### What is expected:
Reproduce all of the data that follows, character for character.

Dataset excerpts:

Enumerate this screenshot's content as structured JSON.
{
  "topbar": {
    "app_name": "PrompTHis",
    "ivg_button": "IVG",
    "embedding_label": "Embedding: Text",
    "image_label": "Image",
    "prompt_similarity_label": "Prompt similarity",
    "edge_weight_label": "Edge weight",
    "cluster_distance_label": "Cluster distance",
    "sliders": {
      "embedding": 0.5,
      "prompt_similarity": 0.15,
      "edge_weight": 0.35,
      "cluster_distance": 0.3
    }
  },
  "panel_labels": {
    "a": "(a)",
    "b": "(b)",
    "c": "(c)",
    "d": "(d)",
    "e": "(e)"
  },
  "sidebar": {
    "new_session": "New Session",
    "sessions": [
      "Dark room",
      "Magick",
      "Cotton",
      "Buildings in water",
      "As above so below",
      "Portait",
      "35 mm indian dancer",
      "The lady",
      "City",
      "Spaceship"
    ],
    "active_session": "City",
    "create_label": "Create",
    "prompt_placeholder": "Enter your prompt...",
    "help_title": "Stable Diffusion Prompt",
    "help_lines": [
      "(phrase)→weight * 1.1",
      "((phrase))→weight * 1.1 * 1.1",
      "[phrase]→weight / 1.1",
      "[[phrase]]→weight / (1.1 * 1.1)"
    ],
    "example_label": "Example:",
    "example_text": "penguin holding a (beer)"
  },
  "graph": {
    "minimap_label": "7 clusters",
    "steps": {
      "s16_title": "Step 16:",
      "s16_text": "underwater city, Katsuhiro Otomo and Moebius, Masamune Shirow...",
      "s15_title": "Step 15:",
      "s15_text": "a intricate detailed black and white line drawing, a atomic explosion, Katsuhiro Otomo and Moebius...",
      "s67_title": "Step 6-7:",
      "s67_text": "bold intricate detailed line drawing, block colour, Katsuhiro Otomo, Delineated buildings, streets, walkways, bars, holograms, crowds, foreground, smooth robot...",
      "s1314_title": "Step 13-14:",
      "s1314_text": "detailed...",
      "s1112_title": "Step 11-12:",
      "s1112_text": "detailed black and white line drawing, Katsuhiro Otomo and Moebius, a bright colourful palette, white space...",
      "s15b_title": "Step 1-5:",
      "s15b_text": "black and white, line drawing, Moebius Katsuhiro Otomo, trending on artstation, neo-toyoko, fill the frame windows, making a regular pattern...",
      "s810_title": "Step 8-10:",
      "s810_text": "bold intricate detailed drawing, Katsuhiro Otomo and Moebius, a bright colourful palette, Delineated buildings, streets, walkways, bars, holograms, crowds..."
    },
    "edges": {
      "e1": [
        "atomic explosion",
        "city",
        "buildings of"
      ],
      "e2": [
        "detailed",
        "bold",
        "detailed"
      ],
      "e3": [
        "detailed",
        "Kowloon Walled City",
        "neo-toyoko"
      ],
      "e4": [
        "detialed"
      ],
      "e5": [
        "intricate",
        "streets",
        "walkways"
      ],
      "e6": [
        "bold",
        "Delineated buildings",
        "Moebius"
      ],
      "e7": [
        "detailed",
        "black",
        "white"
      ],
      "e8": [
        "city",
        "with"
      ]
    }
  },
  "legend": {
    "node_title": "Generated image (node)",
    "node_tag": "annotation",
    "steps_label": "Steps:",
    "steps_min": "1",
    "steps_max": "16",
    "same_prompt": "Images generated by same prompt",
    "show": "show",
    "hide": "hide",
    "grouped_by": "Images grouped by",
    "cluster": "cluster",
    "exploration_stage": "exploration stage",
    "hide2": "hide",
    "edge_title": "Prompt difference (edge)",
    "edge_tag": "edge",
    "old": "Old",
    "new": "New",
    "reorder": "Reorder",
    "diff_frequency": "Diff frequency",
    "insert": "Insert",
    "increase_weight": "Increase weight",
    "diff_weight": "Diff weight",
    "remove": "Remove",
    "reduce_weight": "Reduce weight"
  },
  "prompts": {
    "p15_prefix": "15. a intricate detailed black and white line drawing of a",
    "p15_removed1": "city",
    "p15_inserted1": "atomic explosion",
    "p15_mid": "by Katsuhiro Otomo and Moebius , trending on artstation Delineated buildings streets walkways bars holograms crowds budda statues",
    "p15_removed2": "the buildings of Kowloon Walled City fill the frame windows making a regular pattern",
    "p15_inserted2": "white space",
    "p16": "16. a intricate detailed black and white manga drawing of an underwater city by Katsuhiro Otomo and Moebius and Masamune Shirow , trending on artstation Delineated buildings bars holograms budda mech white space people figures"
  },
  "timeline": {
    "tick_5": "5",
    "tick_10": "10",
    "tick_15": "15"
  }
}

### Output of the task:
Enumerate this screenshot's content as structured JSON.
{
  "topbar": {
    "app_name": "PrompTHis",
    "ivg_button": "IVG",
    "embedding_label": "Embedding: Text",
    "image_label": "Image",
    "prompt_similarity_label": "Prompt similarity",
    "edge_weight_label": "Edge weight",
    "cluster_distance_label": "Cluster distance",
    "sliders": {
      "embedding": 0.5,
      "prompt_similarity": 0.15,
      "edge_weight": 0.35,
      "cluster_distance": 0.3
    }
  },
  "panel_labels": {
    "a": "(a)",
    "b": "(b)",
    "c": "(c)",
    "d": "(d)",
    "e": "(e)"
  },
  "sidebar": {
    "new_session": "New Session",
    "sessions": [
      "Dark room",
      "Magick",
      "Cotton",
      "Buildings in water",
      "As above so below",
      "Portait",
      "35 mm indian dancer",
      "The lady",
      "City",
      "Spaceship"
    ],
    "active_session": "City",
    "create_label": "Create",
    "prompt_placeholder": "Enter your prompt...",
    "help_title": "Stable Diffusion Prompt",
    "help_lines": [
      "(phrase)→weight * 1.1",
      "((phrase))→weight * 1.1 * 1.1",
      "[phrase]→weight / 1.1",
      "[[phrase]]→weight / (1.1 * 1.1)"
    ],
    "example_label": "Example:",
    "example_text": "penguin holding a (beer)"
  },
  "graph": {
    "minimap_label": "7 clusters",
    "steps": {
      "s16_title": "Step 16:",
      "s16_text": "underwater city, Katsuhiro Otomo and Moebius, Masamune Shirow...",
      "s15_title": "Step 15:",
      "s15_text": "a intricate detailed black and white line drawing, a atomic explosion, Katsuhiro Otomo and Moebius...",
      "s67_title": "Step 6-7:",
      "s67_text": "bold intricate detailed line drawing, block colour, Katsuhiro Otomo, Delineated buildings, streets, walkways, bars, holograms, crowds, foreground, smooth robot...",
      "s1314_title": "Step 13-14:",
      "s1314_text": "detailed...",
      "s1112_title": "Step 11-12:",
      "s1112_text": "detailed black and white line drawing, Katsuhiro Otomo and Moebius, a bright colourful palette, white space...",
      "s15b_title": "Step 1-5:",
      "s15b_text": "black and white, line drawing, Moebius Katsuhiro Otomo, trending on artstation, neo-toyoko, fill the frame windows, making a regular pattern...",
      "s810_title": "Step 8-10:",
      "s810_text": "bold intricate detailed drawing, Katsuhiro Otomo and Moebius, a bright colourful palette, Delineated buildings, streets, walkways, bars, holograms, crowds..."
    },
    "edges": {
      "e1": [
        "atomic explosion",
        "city",
        "buildings of"
      ],
      "e2": [
        "detailed",
        "bold",
        "detailed"
      ],
      "e3": [
        "detailed",
        "Kowloon Walled City",
        "neo-toyoko"
      ],
      "e4": [
        "detialed"
      ],
      "e5": [
        "intricate",
        "streets",
        "walkways"
      ],
      "e6": [
        "bold",
        "Delineated buildings",
        "Moebius"
      ],
      "e7": [
        "detailed",
        "black",
        "white"
      ],
      "e8": [
        "city",
        "with"
      ]
    }
  },
  "legend": {
    "node_title": "Generated image (node)",
    "node_tag": "annotation",
    "steps_label": "Steps:",
    "steps_min": "1",
    "steps_max": "16",
    "same_prompt": "Images generated by same prompt",
    "show": "show",
    "hide": "hide",
    "grouped_by": "Images grouped by",
    "cluster": "cluster",
    "exploration_stage": "exploration stage",
    "hide2": "hide",
    "edge_title": "Prompt difference (edge)",
    "edge_tag": "edge",
    "old": "Old",
    "new": "New",
    "reorder": "Reorder",
    "diff_frequency": "Diff frequency",
    "insert": "Insert",
    "increase_weight": "Increase weight",
    "diff_weight": "Diff weight",
    "remove": "Remove",
    "reduce_weight": "Reduce weight"
  },
  "prompts": {
    "p15_prefix": "15. a intricate detailed black and white line drawing of a",
    "p15_removed1": "city",
    "p15_inserted1": "atomic explosion",
    "p15_mid": "by Katsuhiro Otomo and Moebius , trending on artstation Delineated buildings streets walkways bars holograms crowds budda statues",
    "p15_removed2": "the buildings of Kowloon Walled City fill the frame windows making a regular pattern",
    "p15_inserted2": "white space",
    "p16": "16. a intricate detailed black and white manga drawing of an underwater city by Katsuhiro Otomo and Moebius and Masamune Shirow , trending on artstation Delineated buildings bars holograms budda mech white space people figures"
  },
  "timeline": {
    "tick_5": "5",
    "tick_10": "10",
    "tick_15": "15"
  }
}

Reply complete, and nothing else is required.